■ AVAILABLE RECORDS ■
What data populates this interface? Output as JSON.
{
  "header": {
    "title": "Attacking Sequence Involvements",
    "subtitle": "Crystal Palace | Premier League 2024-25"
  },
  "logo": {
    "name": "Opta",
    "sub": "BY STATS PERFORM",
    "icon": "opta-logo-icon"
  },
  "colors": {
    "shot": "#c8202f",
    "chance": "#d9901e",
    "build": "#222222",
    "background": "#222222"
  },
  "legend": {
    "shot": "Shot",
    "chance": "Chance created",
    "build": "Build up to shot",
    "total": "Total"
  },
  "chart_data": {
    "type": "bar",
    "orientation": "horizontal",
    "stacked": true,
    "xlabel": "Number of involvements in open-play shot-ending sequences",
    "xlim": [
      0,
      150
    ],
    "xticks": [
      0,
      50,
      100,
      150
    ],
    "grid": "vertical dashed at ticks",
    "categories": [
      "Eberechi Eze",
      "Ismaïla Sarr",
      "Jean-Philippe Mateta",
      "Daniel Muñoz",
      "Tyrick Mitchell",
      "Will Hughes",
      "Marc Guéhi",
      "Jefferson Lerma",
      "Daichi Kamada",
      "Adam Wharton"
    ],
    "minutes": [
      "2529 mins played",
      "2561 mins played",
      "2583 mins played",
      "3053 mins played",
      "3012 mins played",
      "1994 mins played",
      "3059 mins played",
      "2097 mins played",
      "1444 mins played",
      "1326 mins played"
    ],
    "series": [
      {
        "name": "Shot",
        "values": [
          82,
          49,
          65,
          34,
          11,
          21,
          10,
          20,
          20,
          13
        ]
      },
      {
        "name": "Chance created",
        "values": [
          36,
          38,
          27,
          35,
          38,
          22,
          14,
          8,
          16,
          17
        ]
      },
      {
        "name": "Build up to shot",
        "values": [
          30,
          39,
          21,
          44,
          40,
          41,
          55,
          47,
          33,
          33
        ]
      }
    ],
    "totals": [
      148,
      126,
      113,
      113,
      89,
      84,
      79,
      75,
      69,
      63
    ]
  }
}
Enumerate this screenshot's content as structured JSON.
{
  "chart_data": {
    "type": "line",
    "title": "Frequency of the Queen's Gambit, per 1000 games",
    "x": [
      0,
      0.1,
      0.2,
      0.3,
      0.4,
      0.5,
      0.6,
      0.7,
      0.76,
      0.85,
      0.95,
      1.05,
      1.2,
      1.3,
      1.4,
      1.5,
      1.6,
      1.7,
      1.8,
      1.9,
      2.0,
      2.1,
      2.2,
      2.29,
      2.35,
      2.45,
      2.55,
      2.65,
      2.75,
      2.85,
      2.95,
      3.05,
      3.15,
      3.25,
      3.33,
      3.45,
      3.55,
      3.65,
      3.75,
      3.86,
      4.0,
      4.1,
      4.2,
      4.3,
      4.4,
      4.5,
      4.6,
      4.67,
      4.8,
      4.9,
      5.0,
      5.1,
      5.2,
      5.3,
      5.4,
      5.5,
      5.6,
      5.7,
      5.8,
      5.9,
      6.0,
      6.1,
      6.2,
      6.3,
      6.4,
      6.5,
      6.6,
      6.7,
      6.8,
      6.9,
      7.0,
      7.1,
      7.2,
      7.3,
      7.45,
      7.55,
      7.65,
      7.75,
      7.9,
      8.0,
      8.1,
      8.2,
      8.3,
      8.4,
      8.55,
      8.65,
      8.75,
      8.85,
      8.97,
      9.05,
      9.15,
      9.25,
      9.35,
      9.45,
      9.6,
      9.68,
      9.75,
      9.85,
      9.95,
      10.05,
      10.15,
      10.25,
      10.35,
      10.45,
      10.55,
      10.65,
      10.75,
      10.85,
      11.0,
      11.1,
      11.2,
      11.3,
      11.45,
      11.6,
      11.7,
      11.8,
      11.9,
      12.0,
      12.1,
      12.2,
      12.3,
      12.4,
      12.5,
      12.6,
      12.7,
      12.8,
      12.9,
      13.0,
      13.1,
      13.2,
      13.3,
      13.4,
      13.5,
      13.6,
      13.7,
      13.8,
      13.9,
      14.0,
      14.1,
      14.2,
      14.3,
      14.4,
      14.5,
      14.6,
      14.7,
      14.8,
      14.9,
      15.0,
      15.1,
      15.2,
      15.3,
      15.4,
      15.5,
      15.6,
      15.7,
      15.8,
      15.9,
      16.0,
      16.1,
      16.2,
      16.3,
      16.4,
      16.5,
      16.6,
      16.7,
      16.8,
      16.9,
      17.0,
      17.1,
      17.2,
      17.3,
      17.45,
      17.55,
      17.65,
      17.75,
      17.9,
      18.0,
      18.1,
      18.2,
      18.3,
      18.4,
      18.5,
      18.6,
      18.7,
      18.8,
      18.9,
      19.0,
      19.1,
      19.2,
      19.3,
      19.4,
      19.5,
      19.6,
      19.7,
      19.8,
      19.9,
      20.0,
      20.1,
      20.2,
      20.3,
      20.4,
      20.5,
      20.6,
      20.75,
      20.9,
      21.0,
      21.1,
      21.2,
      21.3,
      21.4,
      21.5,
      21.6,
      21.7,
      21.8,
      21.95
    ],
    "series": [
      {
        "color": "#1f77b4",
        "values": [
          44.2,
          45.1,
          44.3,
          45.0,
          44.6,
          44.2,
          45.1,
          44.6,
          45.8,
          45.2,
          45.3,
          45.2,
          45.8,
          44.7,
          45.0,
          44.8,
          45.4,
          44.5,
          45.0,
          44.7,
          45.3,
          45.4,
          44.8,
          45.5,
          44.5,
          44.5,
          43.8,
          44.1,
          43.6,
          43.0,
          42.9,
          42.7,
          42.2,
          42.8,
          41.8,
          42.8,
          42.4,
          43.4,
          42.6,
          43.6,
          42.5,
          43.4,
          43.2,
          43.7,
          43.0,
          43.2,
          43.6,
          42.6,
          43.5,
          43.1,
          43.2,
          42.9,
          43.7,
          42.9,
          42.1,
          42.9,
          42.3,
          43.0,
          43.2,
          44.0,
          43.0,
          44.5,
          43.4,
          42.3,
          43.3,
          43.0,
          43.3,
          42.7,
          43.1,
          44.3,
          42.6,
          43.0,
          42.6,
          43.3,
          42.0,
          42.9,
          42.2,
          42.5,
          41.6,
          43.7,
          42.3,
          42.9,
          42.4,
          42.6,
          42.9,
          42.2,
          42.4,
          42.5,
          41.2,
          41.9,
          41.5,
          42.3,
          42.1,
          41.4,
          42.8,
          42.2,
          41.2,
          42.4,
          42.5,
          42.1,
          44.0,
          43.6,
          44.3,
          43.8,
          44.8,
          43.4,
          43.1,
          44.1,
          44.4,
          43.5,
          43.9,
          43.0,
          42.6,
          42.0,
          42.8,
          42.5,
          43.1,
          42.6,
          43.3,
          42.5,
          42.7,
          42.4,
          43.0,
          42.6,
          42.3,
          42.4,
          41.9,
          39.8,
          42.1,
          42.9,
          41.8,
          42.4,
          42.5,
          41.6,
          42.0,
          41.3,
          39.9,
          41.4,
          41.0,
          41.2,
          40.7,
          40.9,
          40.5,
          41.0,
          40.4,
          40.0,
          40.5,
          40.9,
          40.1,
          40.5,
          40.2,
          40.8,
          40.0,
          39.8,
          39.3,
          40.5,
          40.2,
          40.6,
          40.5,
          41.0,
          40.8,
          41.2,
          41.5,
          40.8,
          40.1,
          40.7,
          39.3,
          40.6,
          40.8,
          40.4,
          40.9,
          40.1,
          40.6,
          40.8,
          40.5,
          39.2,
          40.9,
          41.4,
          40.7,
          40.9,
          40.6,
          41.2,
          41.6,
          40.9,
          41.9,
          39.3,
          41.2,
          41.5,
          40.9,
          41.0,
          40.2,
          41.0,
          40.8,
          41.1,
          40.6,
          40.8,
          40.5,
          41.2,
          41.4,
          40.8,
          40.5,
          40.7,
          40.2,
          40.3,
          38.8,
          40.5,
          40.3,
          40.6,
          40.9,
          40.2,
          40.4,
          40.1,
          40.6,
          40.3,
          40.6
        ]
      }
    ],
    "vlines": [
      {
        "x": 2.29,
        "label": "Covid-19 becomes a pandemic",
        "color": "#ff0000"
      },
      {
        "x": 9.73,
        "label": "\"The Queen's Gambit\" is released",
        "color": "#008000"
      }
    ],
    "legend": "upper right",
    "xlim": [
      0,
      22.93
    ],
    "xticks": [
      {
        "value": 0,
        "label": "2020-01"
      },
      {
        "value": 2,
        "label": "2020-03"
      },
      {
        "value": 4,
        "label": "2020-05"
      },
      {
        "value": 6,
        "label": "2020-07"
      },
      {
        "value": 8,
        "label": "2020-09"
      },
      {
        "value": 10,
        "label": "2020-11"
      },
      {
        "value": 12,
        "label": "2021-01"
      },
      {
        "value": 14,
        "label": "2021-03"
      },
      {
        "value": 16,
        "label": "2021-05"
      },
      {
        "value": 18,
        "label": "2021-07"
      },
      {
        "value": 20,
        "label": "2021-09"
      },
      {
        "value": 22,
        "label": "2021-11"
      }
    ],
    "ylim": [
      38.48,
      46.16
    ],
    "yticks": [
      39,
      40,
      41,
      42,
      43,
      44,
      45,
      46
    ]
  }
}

■ DIRECTIONS FOR THIS TASK ■
Determine the number of lines in the listing that contain the string "Gambit". Write that number and nothing else.

■ REPLY ■
2